Show, in full, each line of the data that contains "least".
::: SUPPLIED DATA :::
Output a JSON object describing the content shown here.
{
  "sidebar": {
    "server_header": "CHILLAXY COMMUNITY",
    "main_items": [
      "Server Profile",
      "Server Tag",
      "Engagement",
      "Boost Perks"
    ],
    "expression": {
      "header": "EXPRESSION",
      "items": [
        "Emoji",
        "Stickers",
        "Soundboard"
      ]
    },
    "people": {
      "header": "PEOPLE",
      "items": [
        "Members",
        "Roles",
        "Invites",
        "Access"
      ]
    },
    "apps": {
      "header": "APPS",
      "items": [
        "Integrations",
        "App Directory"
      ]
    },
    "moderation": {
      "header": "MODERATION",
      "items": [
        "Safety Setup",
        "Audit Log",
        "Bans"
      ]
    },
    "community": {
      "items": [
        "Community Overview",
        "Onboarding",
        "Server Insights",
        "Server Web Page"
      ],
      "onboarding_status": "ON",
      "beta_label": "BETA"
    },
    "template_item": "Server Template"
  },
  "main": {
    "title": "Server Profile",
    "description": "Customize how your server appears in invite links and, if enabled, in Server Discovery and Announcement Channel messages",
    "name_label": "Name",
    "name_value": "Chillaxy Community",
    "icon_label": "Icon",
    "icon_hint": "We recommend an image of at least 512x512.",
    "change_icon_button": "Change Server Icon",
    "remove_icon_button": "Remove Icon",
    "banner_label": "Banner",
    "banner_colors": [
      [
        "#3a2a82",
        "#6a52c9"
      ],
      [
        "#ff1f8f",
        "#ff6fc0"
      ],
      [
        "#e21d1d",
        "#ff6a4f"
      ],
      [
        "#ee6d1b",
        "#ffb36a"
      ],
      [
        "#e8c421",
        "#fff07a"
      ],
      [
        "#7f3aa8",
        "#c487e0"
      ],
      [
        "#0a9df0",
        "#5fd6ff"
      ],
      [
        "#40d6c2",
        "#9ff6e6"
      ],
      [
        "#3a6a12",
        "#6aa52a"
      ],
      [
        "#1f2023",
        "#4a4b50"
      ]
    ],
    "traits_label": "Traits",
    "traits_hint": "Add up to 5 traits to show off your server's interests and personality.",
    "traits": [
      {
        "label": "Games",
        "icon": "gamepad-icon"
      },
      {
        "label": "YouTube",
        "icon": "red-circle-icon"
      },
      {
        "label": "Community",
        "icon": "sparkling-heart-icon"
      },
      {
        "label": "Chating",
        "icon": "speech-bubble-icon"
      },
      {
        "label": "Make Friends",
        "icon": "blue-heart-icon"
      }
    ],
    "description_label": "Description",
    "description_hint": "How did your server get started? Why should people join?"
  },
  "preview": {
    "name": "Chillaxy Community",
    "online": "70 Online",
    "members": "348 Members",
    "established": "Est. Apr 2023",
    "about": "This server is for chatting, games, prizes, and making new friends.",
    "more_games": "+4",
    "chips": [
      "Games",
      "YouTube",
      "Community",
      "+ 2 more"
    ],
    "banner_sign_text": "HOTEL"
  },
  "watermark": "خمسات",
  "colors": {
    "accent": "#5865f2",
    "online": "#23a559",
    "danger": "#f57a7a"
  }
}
:::
::: SUPPLIED DATA :::
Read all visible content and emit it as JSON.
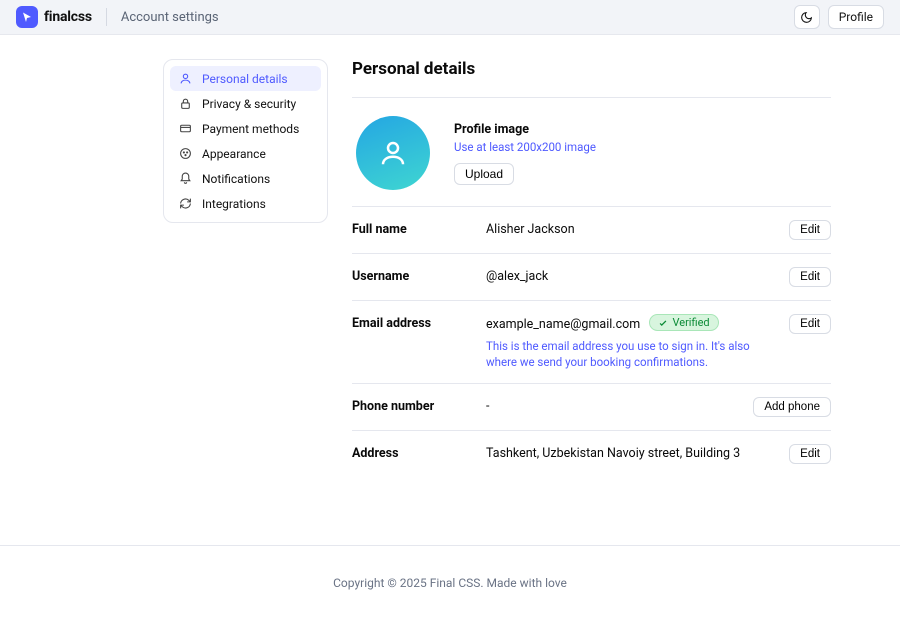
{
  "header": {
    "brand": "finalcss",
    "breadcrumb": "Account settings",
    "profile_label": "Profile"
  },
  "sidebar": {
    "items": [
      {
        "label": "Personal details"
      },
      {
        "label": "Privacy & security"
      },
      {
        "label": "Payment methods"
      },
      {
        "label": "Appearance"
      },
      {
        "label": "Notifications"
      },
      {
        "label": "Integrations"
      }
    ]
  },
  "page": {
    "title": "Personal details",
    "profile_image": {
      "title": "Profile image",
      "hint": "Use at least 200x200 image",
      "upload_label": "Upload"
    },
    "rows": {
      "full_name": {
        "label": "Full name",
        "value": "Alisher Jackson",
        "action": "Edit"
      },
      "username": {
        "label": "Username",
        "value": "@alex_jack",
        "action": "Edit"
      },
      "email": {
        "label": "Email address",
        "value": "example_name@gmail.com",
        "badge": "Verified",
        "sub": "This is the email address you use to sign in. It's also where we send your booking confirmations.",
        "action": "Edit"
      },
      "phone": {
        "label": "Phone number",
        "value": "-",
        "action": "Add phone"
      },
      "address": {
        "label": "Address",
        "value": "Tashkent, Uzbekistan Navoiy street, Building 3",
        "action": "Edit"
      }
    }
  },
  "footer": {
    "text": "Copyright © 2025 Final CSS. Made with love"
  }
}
:::
§ TASK RESULT
    "icon_hint": "We recommend an image of at least 512x512.",
      "hint": "Use at least 200x200 image",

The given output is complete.